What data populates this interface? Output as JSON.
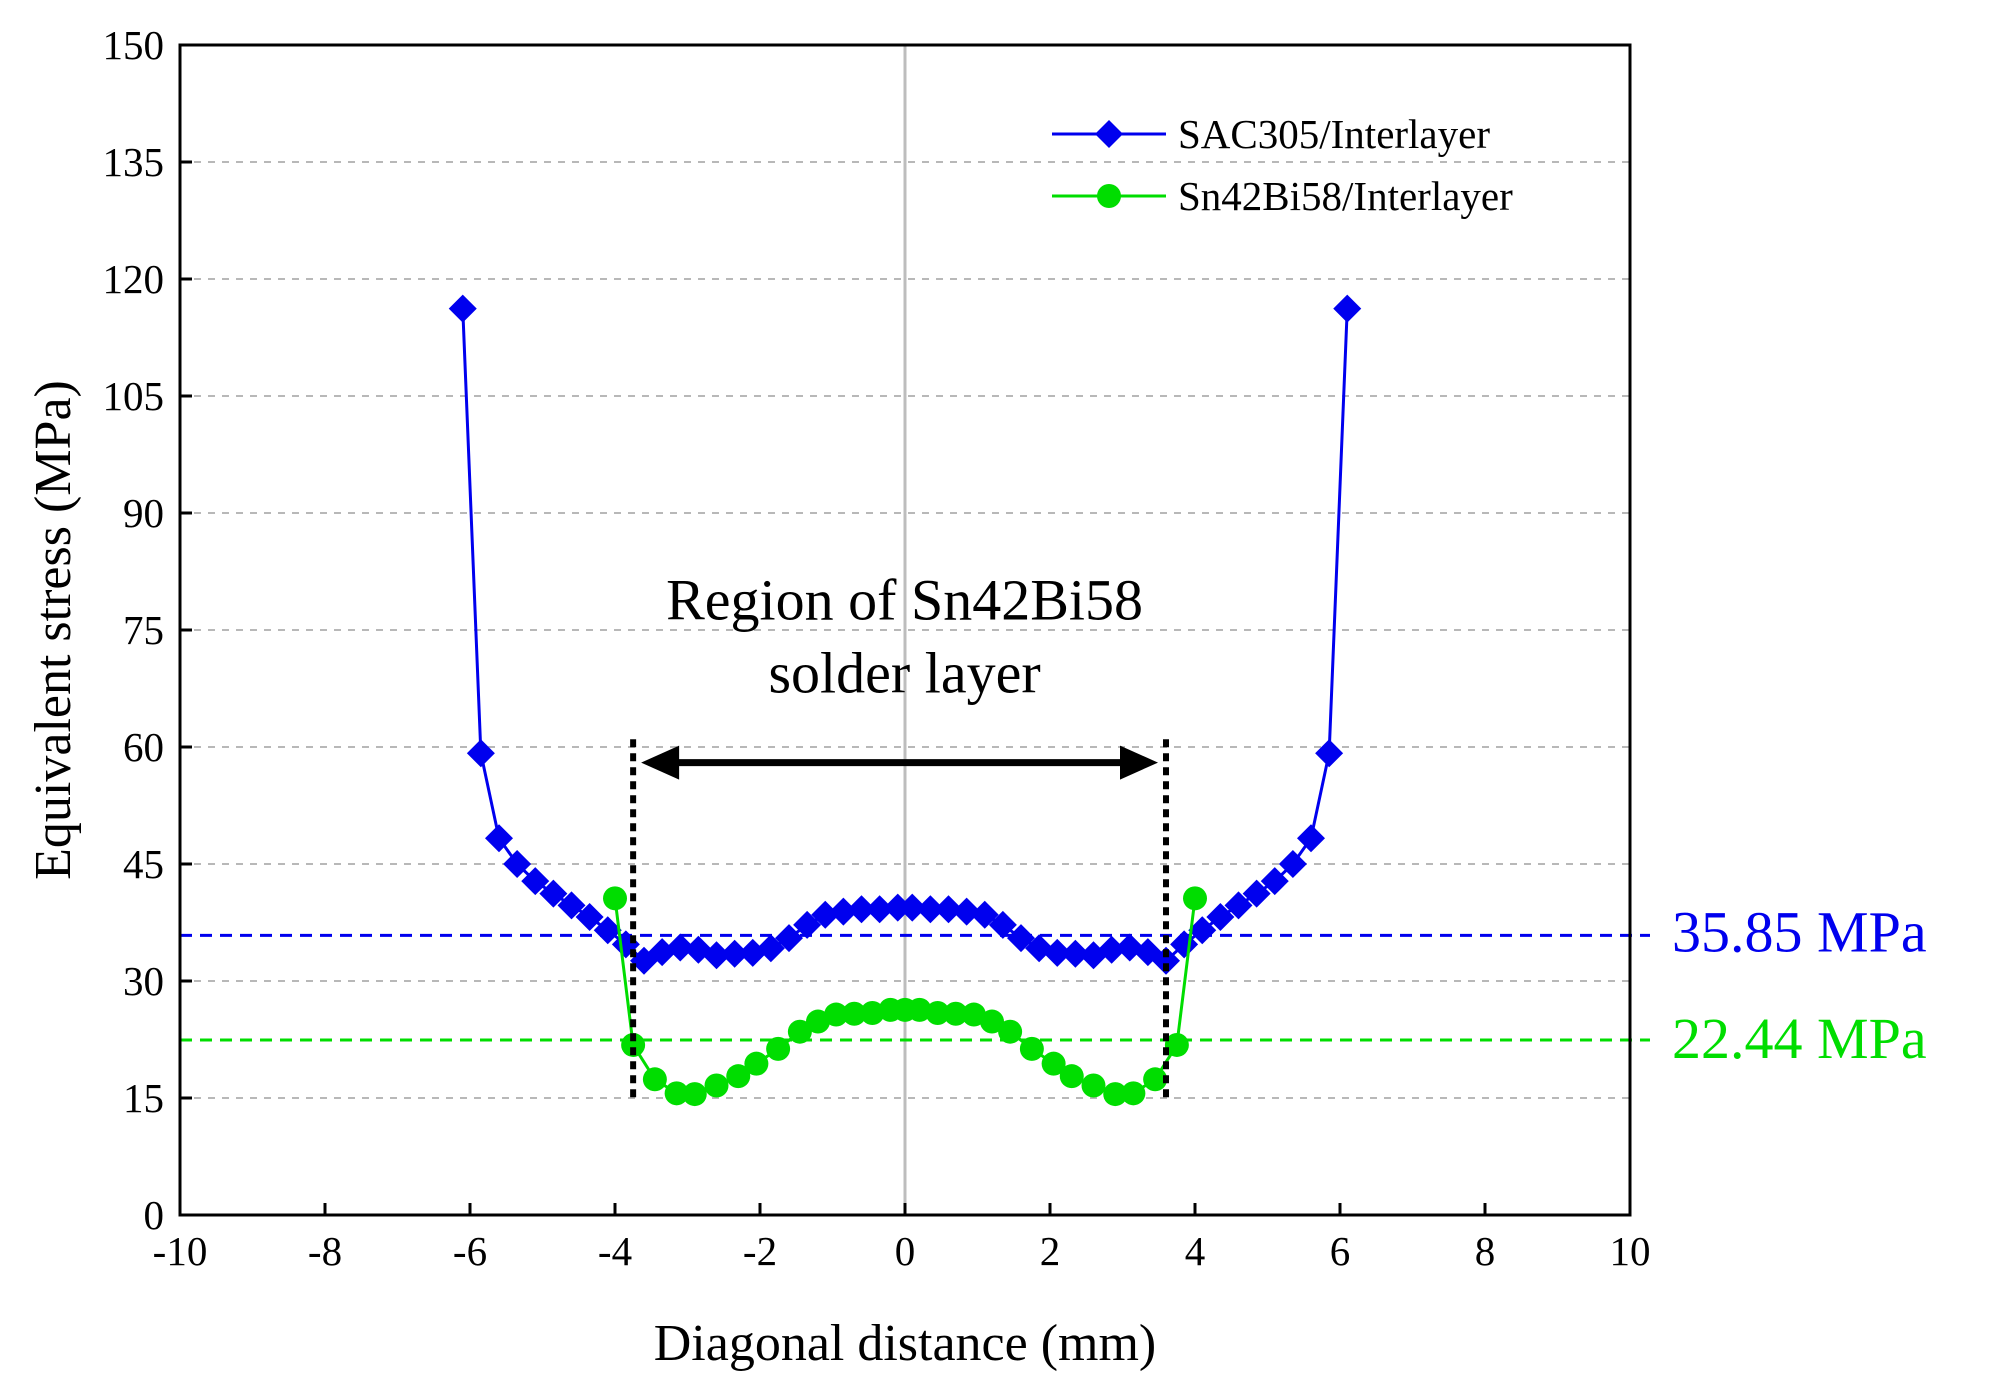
{
  "chart_data": {
    "type": "line",
    "title": "",
    "xlabel": "Diagonal distance (mm)",
    "ylabel": "Equivalent stress (MPa)",
    "xlim": [
      -10,
      10
    ],
    "ylim": [
      0,
      150
    ],
    "x_ticks": [
      "-10",
      "-8",
      "-6",
      "-4",
      "-2",
      "0",
      "2",
      "4",
      "6",
      "8",
      "10"
    ],
    "y_ticks": [
      "0",
      "15",
      "30",
      "45",
      "60",
      "75",
      "90",
      "105",
      "120",
      "135",
      "150"
    ],
    "grid": "horizontal dashed",
    "legend_position": "top-right",
    "series": [
      {
        "name": "SAC305/Interlayer",
        "color": "#0000ee",
        "marker": "diamond",
        "x": [
          -6.1,
          -5.85,
          -5.6,
          -5.35,
          -5.1,
          -4.85,
          -4.6,
          -4.35,
          -4.1,
          -3.85,
          -3.6,
          -3.35,
          -3.1,
          -2.85,
          -2.6,
          -2.35,
          -2.1,
          -1.85,
          -1.6,
          -1.35,
          -1.1,
          -0.85,
          -0.6,
          -0.35,
          -0.1,
          0.1,
          0.35,
          0.6,
          0.85,
          1.1,
          1.35,
          1.6,
          1.85,
          2.1,
          2.35,
          2.6,
          2.85,
          3.1,
          3.35,
          3.6,
          3.85,
          4.1,
          4.35,
          4.6,
          4.85,
          5.1,
          5.35,
          5.6,
          5.85,
          6.1
        ],
        "values": [
          116.2,
          59.2,
          48.3,
          45.0,
          42.8,
          41.2,
          39.7,
          38.2,
          36.5,
          34.7,
          32.6,
          33.7,
          34.3,
          34.0,
          33.3,
          33.5,
          33.6,
          34.2,
          35.5,
          37.2,
          38.5,
          38.9,
          39.2,
          39.2,
          39.4,
          39.4,
          39.2,
          39.2,
          38.9,
          38.5,
          37.2,
          35.5,
          34.2,
          33.6,
          33.5,
          33.3,
          34.0,
          34.3,
          33.7,
          32.6,
          34.7,
          36.5,
          38.2,
          39.7,
          41.2,
          42.8,
          45.0,
          48.3,
          59.2,
          116.2
        ]
      },
      {
        "name": "Sn42Bi58/Interlayer",
        "color": "#00dd00",
        "marker": "circle",
        "x": [
          -4.0,
          -3.75,
          -3.45,
          -3.15,
          -2.9,
          -2.6,
          -2.3,
          -2.05,
          -1.75,
          -1.45,
          -1.2,
          -0.95,
          -0.7,
          -0.45,
          -0.2,
          0.0,
          0.2,
          0.45,
          0.7,
          0.95,
          1.2,
          1.45,
          1.75,
          2.05,
          2.3,
          2.6,
          2.9,
          3.15,
          3.45,
          3.75,
          4.0
        ],
        "values": [
          40.6,
          21.8,
          17.4,
          15.6,
          15.5,
          16.6,
          17.8,
          19.4,
          21.3,
          23.5,
          24.8,
          25.7,
          25.8,
          25.9,
          26.3,
          26.3,
          26.3,
          25.9,
          25.8,
          25.7,
          24.8,
          23.5,
          21.3,
          19.4,
          17.8,
          16.6,
          15.5,
          15.6,
          17.4,
          21.8,
          40.6
        ]
      }
    ],
    "reference_lines": [
      {
        "label": "35.85 MPa",
        "value": 35.85,
        "color": "#0000ee",
        "style": "dashed"
      },
      {
        "label": "22.44 MPa",
        "value": 22.44,
        "color": "#00dd00",
        "style": "dashed"
      }
    ],
    "region": {
      "label_line1": "Region of Sn42Bi58",
      "label_line2": "solder layer",
      "x_start": -3.75,
      "x_end": 3.6,
      "y_bottom": 15,
      "y_top": 61,
      "arrow_y": 58
    }
  }
}
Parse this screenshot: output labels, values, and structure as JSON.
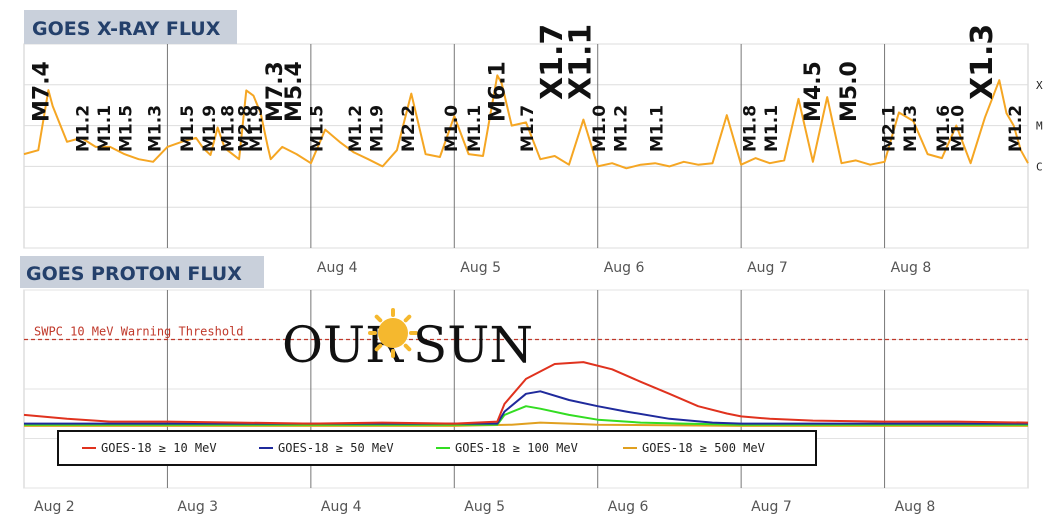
{
  "chart_data": [
    {
      "type": "line",
      "title": "GOES X-RAY FLUX",
      "x_labels": [
        "Aug 4",
        "Aug 5",
        "Aug 6",
        "Aug 7",
        "Aug 8"
      ],
      "y_scale": "log",
      "class_labels": [
        "X",
        "M",
        "C"
      ],
      "grid": true,
      "series": [
        {
          "color": "#f5a623",
          "x": [
            2.0,
            2.1,
            2.17,
            2.2,
            2.3,
            2.4,
            2.5,
            2.6,
            2.7,
            2.8,
            2.9,
            3.0,
            3.1,
            3.2,
            3.25,
            3.3,
            3.35,
            3.4,
            3.5,
            3.55,
            3.6,
            3.65,
            3.7,
            3.72,
            3.8,
            3.9,
            4.0,
            4.1,
            4.2,
            4.3,
            4.4,
            4.5,
            4.6,
            4.7,
            4.8,
            4.9,
            5.0,
            5.1,
            5.2,
            5.3,
            5.33,
            5.4,
            5.5,
            5.6,
            5.7,
            5.8,
            5.9,
            6.0,
            6.1,
            6.2,
            6.3,
            6.4,
            6.5,
            6.6,
            6.7,
            6.8,
            6.9,
            7.0,
            7.1,
            7.2,
            7.3,
            7.4,
            7.5,
            7.6,
            7.7,
            7.8,
            7.9,
            8.0,
            8.1,
            8.2,
            8.3,
            8.4,
            8.5,
            8.6,
            8.7,
            8.8,
            8.85,
            8.9,
            8.95,
            9.0
          ],
          "y": [
            2e-06,
            2.5e-06,
            7.4e-05,
            3e-05,
            4e-06,
            5e-06,
            3e-06,
            3e-06,
            2e-06,
            1.5e-06,
            1.3e-06,
            3e-06,
            4e-06,
            5e-06,
            2.8e-06,
            1.9e-06,
            9e-06,
            2.8e-06,
            1.5e-06,
            7.3e-05,
            5.4e-05,
            2e-05,
            3e-06,
            1.5e-06,
            3e-06,
            2e-06,
            1.2e-06,
            8e-06,
            4e-06,
            2.2e-06,
            1.5e-06,
            1e-06,
            2.5e-06,
            6.1e-05,
            2e-06,
            1.7e-06,
            1.7e-05,
            2e-06,
            1.8e-06,
            0.00017,
            0.00011,
            1e-05,
            1.2e-05,
            1.5e-06,
            1.8e-06,
            1.1e-06,
            1.4e-05,
            1e-06,
            1.2e-06,
            9e-07,
            1.1e-06,
            1.2e-06,
            1e-06,
            1.3e-06,
            1.1e-06,
            1.2e-06,
            1.8e-05,
            1.1e-06,
            1.6e-06,
            1.2e-06,
            1.4e-06,
            4.5e-05,
            1.3e-06,
            5e-05,
            1.2e-06,
            1.4e-06,
            1.1e-06,
            1.3e-06,
            2.1e-05,
            1.3e-05,
            2e-06,
            1.6e-06,
            1e-05,
            1.2e-06,
            1.6e-05,
            0.00013,
            2e-05,
            1e-05,
            2.5e-06,
            1.2e-06
          ]
        }
      ],
      "flare_labels": [
        {
          "label": "M7.4",
          "x": 2.17
        },
        {
          "label": "M1.2",
          "x": 2.45
        },
        {
          "label": "M1.1",
          "x": 2.6
        },
        {
          "label": "M1.5",
          "x": 2.75
        },
        {
          "label": "M1.3",
          "x": 2.95
        },
        {
          "label": "M1.5",
          "x": 3.18
        },
        {
          "label": "M1.9",
          "x": 3.33
        },
        {
          "label": "M1.8",
          "x": 3.46
        },
        {
          "label": "M2.8",
          "x": 3.58
        },
        {
          "label": "M1.9",
          "x": 3.66
        },
        {
          "label": "M7.3",
          "x": 3.8
        },
        {
          "label": "M5.4",
          "x": 3.93
        },
        {
          "label": "M1.5",
          "x": 4.08
        },
        {
          "label": "M1.2",
          "x": 4.35
        },
        {
          "label": "M1.9",
          "x": 4.5
        },
        {
          "label": "M2.2",
          "x": 4.72
        },
        {
          "label": "M1.0",
          "x": 5.02
        },
        {
          "label": "M1.1",
          "x": 5.18
        },
        {
          "label": "M6.1",
          "x": 5.35
        },
        {
          "label": "M1.7",
          "x": 5.55
        },
        {
          "label": "X1.7",
          "x": 5.75
        },
        {
          "label": "X1.1",
          "x": 5.95
        },
        {
          "label": "M1.0",
          "x": 6.05
        },
        {
          "label": "M1.2",
          "x": 6.2
        },
        {
          "label": "M1.1",
          "x": 6.45
        },
        {
          "label": "M1.8",
          "x": 7.1
        },
        {
          "label": "M1.1",
          "x": 7.25
        },
        {
          "label": "M4.5",
          "x": 7.55
        },
        {
          "label": "M5.0",
          "x": 7.8
        },
        {
          "label": "M2.1",
          "x": 8.07
        },
        {
          "label": "M1.3",
          "x": 8.22
        },
        {
          "label": "M1.6",
          "x": 8.45
        },
        {
          "label": "M1.0",
          "x": 8.55
        },
        {
          "label": "X1.3",
          "x": 8.75
        },
        {
          "label": "M1.2",
          "x": 8.95
        }
      ]
    },
    {
      "type": "line",
      "title": "GOES PROTON FLUX",
      "x_labels": [
        "Aug 2",
        "Aug 3",
        "Aug 4",
        "Aug 5",
        "Aug 6",
        "Aug 7",
        "Aug 8"
      ],
      "y_scale": "log",
      "threshold": {
        "label": "SWPC 10 MeV Warning Threshold",
        "value": 10,
        "color": "#c0392b"
      },
      "legend_position": "bottom-left",
      "grid": true,
      "series": [
        {
          "name": "GOES-18 ≥ 10 MeV",
          "color": "#e0321e",
          "x": [
            2.0,
            2.3,
            2.6,
            3.0,
            3.5,
            4.0,
            4.5,
            5.0,
            5.3,
            5.35,
            5.5,
            5.7,
            5.9,
            6.1,
            6.3,
            6.5,
            6.7,
            6.9,
            7.0,
            7.2,
            7.5,
            8.0,
            8.5,
            9.0
          ],
          "y": [
            0.3,
            0.25,
            0.22,
            0.22,
            0.21,
            0.2,
            0.21,
            0.2,
            0.22,
            0.5,
            1.6,
            3.2,
            3.5,
            2.5,
            1.4,
            0.8,
            0.45,
            0.32,
            0.28,
            0.25,
            0.23,
            0.22,
            0.22,
            0.21
          ]
        },
        {
          "name": "GOES-18 ≥ 50 MeV",
          "color": "#1f2a9c",
          "x": [
            2.0,
            3.0,
            4.0,
            5.0,
            5.3,
            5.35,
            5.5,
            5.6,
            5.8,
            6.0,
            6.2,
            6.5,
            6.8,
            7.0,
            8.0,
            9.0
          ],
          "y": [
            0.2,
            0.2,
            0.2,
            0.2,
            0.2,
            0.35,
            0.8,
            0.9,
            0.6,
            0.45,
            0.35,
            0.25,
            0.21,
            0.2,
            0.2,
            0.2
          ]
        },
        {
          "name": "GOES-18 ≥ 100 MeV",
          "color": "#33dd22",
          "x": [
            2.0,
            3.0,
            4.0,
            5.0,
            5.3,
            5.35,
            5.5,
            5.6,
            5.8,
            6.0,
            6.3,
            6.6,
            7.0,
            8.0,
            9.0
          ],
          "y": [
            0.19,
            0.19,
            0.19,
            0.19,
            0.19,
            0.3,
            0.45,
            0.4,
            0.3,
            0.24,
            0.21,
            0.2,
            0.19,
            0.19,
            0.19
          ]
        },
        {
          "name": "GOES-18 ≥ 500 MeV",
          "color": "#e0a020",
          "x": [
            2.0,
            3.0,
            4.0,
            5.0,
            5.4,
            5.6,
            5.8,
            6.0,
            7.0,
            8.0,
            9.0
          ],
          "y": [
            0.18,
            0.18,
            0.18,
            0.18,
            0.19,
            0.21,
            0.2,
            0.19,
            0.18,
            0.18,
            0.18
          ]
        }
      ]
    }
  ],
  "logo": {
    "left": "OUR",
    "right": "SUN"
  }
}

━━━━━━━━━━━━━━━━━━━━━━━━━━━━━━

What you will do: For the data above, state how many lines contain "GOES"; the number is the whole answer.

Result: 6